DATASET CONTENT:
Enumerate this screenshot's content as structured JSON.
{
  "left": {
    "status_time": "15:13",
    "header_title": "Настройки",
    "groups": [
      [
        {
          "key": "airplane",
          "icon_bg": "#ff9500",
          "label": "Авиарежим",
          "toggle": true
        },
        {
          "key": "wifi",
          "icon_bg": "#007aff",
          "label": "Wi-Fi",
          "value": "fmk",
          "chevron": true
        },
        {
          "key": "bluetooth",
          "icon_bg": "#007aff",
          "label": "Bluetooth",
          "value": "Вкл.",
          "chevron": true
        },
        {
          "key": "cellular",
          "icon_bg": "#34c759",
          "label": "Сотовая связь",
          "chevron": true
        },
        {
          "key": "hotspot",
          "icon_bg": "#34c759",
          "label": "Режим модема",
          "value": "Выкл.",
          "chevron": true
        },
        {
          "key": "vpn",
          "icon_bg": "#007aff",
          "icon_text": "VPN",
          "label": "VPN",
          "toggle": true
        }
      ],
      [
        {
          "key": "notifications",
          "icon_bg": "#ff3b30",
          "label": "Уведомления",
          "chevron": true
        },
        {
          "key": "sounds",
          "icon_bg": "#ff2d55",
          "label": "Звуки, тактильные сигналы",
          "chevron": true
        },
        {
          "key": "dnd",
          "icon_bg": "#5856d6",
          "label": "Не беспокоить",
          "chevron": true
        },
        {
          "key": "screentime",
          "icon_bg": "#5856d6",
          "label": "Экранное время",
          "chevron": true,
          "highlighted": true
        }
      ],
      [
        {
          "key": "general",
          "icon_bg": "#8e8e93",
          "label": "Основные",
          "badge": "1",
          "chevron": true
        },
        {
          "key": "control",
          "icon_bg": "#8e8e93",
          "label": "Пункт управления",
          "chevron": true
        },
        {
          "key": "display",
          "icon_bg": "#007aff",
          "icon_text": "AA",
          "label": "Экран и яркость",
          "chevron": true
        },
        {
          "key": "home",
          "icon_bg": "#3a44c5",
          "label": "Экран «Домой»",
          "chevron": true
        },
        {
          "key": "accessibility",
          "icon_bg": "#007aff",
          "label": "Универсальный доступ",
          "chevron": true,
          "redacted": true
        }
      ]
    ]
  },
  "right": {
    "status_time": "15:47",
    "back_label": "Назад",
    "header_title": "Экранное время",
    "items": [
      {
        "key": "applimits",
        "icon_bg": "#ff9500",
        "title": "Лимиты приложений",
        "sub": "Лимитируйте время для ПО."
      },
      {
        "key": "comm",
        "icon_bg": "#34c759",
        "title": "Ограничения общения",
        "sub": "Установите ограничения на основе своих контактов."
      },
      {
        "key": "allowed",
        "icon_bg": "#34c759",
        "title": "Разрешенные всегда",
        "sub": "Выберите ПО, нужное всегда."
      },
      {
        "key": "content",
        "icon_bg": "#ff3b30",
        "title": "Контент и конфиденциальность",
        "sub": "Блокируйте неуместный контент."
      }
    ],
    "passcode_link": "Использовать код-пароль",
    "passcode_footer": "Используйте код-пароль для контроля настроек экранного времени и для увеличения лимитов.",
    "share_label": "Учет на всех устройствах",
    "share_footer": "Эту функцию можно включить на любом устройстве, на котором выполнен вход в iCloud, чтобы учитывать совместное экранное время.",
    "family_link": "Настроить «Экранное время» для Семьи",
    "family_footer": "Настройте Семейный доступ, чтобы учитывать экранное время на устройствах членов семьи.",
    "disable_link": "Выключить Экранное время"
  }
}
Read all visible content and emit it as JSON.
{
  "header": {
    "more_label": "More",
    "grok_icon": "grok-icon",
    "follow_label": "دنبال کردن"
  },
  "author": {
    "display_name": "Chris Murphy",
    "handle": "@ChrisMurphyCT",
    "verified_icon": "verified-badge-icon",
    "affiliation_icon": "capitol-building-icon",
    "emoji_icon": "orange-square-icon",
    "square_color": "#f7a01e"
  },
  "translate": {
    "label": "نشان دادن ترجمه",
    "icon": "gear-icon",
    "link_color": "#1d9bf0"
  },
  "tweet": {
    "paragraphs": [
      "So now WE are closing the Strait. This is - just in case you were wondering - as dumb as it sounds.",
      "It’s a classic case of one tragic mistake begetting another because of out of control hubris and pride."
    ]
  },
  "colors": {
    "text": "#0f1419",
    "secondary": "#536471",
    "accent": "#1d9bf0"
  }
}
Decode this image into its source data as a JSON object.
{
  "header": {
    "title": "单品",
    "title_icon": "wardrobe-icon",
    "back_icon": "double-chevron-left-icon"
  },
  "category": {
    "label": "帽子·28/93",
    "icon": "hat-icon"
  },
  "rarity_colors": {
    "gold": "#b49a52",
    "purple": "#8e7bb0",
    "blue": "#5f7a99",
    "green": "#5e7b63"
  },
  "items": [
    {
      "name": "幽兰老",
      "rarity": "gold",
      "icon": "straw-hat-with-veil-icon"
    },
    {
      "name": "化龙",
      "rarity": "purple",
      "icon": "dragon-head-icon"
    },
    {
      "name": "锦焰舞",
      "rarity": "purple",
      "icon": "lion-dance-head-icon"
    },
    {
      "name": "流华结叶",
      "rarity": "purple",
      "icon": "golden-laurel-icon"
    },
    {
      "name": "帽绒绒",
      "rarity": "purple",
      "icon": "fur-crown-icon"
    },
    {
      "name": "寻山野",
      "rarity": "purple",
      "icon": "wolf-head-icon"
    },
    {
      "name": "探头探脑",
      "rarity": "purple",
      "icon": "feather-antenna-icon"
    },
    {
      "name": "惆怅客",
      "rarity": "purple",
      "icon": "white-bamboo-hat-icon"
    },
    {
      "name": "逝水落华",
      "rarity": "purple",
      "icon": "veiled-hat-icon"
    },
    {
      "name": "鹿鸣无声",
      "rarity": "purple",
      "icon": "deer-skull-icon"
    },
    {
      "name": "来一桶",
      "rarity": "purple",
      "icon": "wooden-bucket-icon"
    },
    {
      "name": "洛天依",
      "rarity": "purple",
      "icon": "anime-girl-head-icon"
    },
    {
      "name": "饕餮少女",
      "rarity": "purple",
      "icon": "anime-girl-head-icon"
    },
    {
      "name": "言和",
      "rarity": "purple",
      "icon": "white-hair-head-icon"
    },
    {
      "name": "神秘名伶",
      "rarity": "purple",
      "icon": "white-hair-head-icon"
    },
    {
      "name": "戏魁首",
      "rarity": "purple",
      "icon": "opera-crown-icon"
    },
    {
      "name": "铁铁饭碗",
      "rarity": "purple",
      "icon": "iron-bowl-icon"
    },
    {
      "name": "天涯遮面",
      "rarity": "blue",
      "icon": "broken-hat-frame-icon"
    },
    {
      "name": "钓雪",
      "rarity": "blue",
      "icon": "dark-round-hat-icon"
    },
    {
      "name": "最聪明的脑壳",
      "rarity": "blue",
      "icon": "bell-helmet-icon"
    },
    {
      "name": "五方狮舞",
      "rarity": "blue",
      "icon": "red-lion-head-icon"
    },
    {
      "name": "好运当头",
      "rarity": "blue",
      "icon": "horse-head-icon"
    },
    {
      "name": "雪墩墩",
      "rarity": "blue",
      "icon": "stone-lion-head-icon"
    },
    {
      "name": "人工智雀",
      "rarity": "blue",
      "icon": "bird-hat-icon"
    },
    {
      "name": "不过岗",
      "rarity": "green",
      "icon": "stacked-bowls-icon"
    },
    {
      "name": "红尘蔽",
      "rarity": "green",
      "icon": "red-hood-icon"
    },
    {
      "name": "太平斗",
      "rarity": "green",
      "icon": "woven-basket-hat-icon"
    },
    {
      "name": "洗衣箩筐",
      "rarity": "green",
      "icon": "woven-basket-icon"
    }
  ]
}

REQUIREMENTS: Reproduce the data shown above exactly.

FINISHED TASK:
Enumerate this screenshot's content as structured JSON.
{
  "left": {
    "status_time": "15:13",
    "header_title": "Настройки",
    "groups": [
      [
        {
          "key": "airplane",
          "icon_bg": "#ff9500",
          "label": "Авиарежим",
          "toggle": true
        },
        {
          "key": "wifi",
          "icon_bg": "#007aff",
          "label": "Wi-Fi",
          "value": "fmk",
          "chevron": true
        },
        {
          "key": "bluetooth",
          "icon_bg": "#007aff",
          "label": "Bluetooth",
          "value": "Вкл.",
          "chevron": true
        },
        {
          "key": "cellular",
          "icon_bg": "#34c759",
          "label": "Сотовая связь",
          "chevron": true
        },
        {
          "key": "hotspot",
          "icon_bg": "#34c759",
          "label": "Режим модема",
          "value": "Выкл.",
          "chevron": true
        },
        {
          "key": "vpn",
          "icon_bg": "#007aff",
          "icon_text": "VPN",
          "label": "VPN",
          "toggle": true
        }
      ],
      [
        {
          "key": "notifications",
          "icon_bg": "#ff3b30",
          "label": "Уведомления",
          "chevron": true
        },
        {
          "key": "sounds",
          "icon_bg": "#ff2d55",
          "label": "Звуки, тактильные сигналы",
          "chevron": true
        },
        {
          "key": "dnd",
          "icon_bg": "#5856d6",
          "label": "Не беспокоить",
          "chevron": true
        },
        {
          "key": "screentime",
          "icon_bg": "#5856d6",
          "label": "Экранное время",
          "chevron": true,
          "highlighted": true
        }
      ],
      [
        {
          "key": "general",
          "icon_bg": "#8e8e93",
          "label": "Основные",
          "badge": "1",
          "chevron": true
        },
        {
          "key": "control",
          "icon_bg": "#8e8e93",
          "label": "Пункт управления",
          "chevron": true
        },
        {
          "key": "display",
          "icon_bg": "#007aff",
          "icon_text": "AA",
          "label": "Экран и яркость",
          "chevron": true
        },
        {
          "key": "home",
          "icon_bg": "#3a44c5",
          "label": "Экран «Домой»",
          "chevron": true
        },
        {
          "key": "accessibility",
          "icon_bg": "#007aff",
          "label": "Универсальный доступ",
          "chevron": true,
          "redacted": true
        }
      ]
    ]
  },
  "right": {
    "status_time": "15:47",
    "back_label": "Назад",
    "header_title": "Экранное время",
    "items": [
      {
        "key": "applimits",
        "icon_bg": "#ff9500",
        "title": "Лимиты приложений",
        "sub": "Лимитируйте время для ПО."
      },
      {
        "key": "comm",
        "icon_bg": "#34c759",
        "title": "Ограничения общения",
        "sub": "Установите ограничения на основе своих контактов."
      },
      {
        "key": "allowed",
        "icon_bg": "#34c759",
        "title": "Разрешенные всегда",
        "sub": "Выберите ПО, нужное всегда."
      },
      {
        "key": "content",
        "icon_bg": "#ff3b30",
        "title": "Контент и конфиденциальность",
        "sub": "Блокируйте неуместный контент."
      }
    ],
    "passcode_link": "Использовать код-пароль",
    "passcode_footer": "Используйте код-пароль для контроля настроек экранного времени и для увеличения лимитов.",
    "share_label": "Учет на всех устройствах",
    "share_footer": "Эту функцию можно включить на любом устройстве, на котором выполнен вход в iCloud, чтобы учитывать совместное экранное время.",
    "family_link": "Настроить «Экранное время» для Семьи",
    "family_footer": "Настройте Семейный доступ, чтобы учитывать экранное время на устройствах членов семьи.",
    "disable_link": "Выключить Экранное время"
  }
}
Read all visible content and emit it as JSON.
{
  "header": {
    "more_label": "More",
    "grok_icon": "grok-icon",
    "follow_label": "دنبال کردن"
  },
  "author": {
    "display_name": "Chris Murphy",
    "handle": "@ChrisMurphyCT",
    "verified_icon": "verified-badge-icon",
    "affiliation_icon": "capitol-building-icon",
    "emoji_icon": "orange-square-icon",
    "square_color": "#f7a01e"
  },
  "translate": {
    "label": "نشان دادن ترجمه",
    "icon": "gear-icon",
    "link_color": "#1d9bf0"
  },
  "tweet": {
    "paragraphs": [
      "So now WE are closing the Strait. This is - just in case you were wondering - as dumb as it sounds.",
      "It’s a classic case of one tragic mistake begetting another because of out of control hubris and pride."
    ]
  },
  "colors": {
    "text": "#0f1419",
    "secondary": "#536471",
    "accent": "#1d9bf0"
  }
}
Decode this image into its source data as a JSON object.
{
  "header": {
    "title": "单品",
    "title_icon": "wardrobe-icon",
    "back_icon": "double-chevron-left-icon"
  },
  "category": {
    "label": "帽子·28/93",
    "icon": "hat-icon"
  },
  "rarity_colors": {
    "gold": "#b49a52",
    "purple": "#8e7bb0",
    "blue": "#5f7a99",
    "green": "#5e7b63"
  },
  "items": [
    {
      "name": "幽兰老",
      "rarity": "gold",
      "icon": "straw-hat-with-veil-icon"
    },
    {
      "name": "化龙",
      "rarity": "purple",
      "icon": "dragon-head-icon"
    },
    {
      "name": "锦焰舞",
      "rarity": "purple",
      "icon": "lion-dance-head-icon"
    },
    {
      "name": "流华结叶",
      "rarity": "purple",
      "icon": "golden-laurel-icon"
    },
    {
      "name": "帽绒绒",
      "rarity": "purple",
      "icon": "fur-crown-icon"
    },
    {
      "name": "寻山野",
      "rarity": "purple",
      "icon": "wolf-head-icon"
    },
    {
      "name": "探头探脑",
      "rarity": "purple",
      "icon": "feather-antenna-icon"
    },
    {
      "name": "惆怅客",
      "rarity": "purple",
      "icon": "white-bamboo-hat-icon"
    },
    {
      "name": "逝水落华",
      "rarity": "purple",
      "icon": "veiled-hat-icon"
    },
    {
      "name": "鹿鸣无声",
      "rarity": "purple",
      "icon": "deer-skull-icon"
    },
    {
      "name": "来一桶",
      "rarity": "purple",
      "icon": "wooden-bucket-icon"
    },
    {
      "name": "洛天依",
      "rarity": "purple",
      "icon": "anime-girl-head-icon"
    },
    {
      "name": "饕餮少女",
      "rarity": "purple",
      "icon": "anime-girl-head-icon"
    },
    {
      "name": "言和",
      "rarity": "purple",
      "icon": "white-hair-head-icon"
    },
    {
      "name": "神秘名伶",
      "rarity": "purple",
      "icon": "white-hair-head-icon"
    },
    {
      "name": "戏魁首",
      "rarity": "purple",
      "icon": "opera-crown-icon"
    },
    {
      "name": "铁铁饭碗",
      "rarity": "purple",
      "icon": "iron-bowl-icon"
    },
    {
      "name": "天涯遮面",
      "rarity": "blue",
      "icon": "broken-hat-frame-icon"
    },
    {
      "name": "钓雪",
      "rarity": "blue",
      "icon": "dark-round-hat-icon"
    },
    {
      "name": "最聪明的脑壳",
      "rarity": "blue",
      "icon": "bell-helmet-icon"
    },
    {
      "name": "五方狮舞",
      "rarity": "blue",
      "icon": "red-lion-head-icon"
    },
    {
      "name": "好运当头",
      "rarity": "blue",
      "icon": "horse-head-icon"
    },
    {
      "name": "雪墩墩",
      "rarity": "blue",
      "icon": "stone-lion-head-icon"
    },
    {
      "name": "人工智雀",
      "rarity": "blue",
      "icon": "bird-hat-icon"
    },
    {
      "name": "不过岗",
      "rarity": "green",
      "icon": "stacked-bowls-icon"
    },
    {
      "name": "红尘蔽",
      "rarity": "green",
      "icon": "red-hood-icon"
    },
    {
      "name": "太平斗",
      "rarity": "green",
      "icon": "woven-basket-hat-icon"
    },
    {
      "name": "洗衣箩筐",
      "rarity": "green",
      "icon": "woven-basket-icon"
    }
  ]
}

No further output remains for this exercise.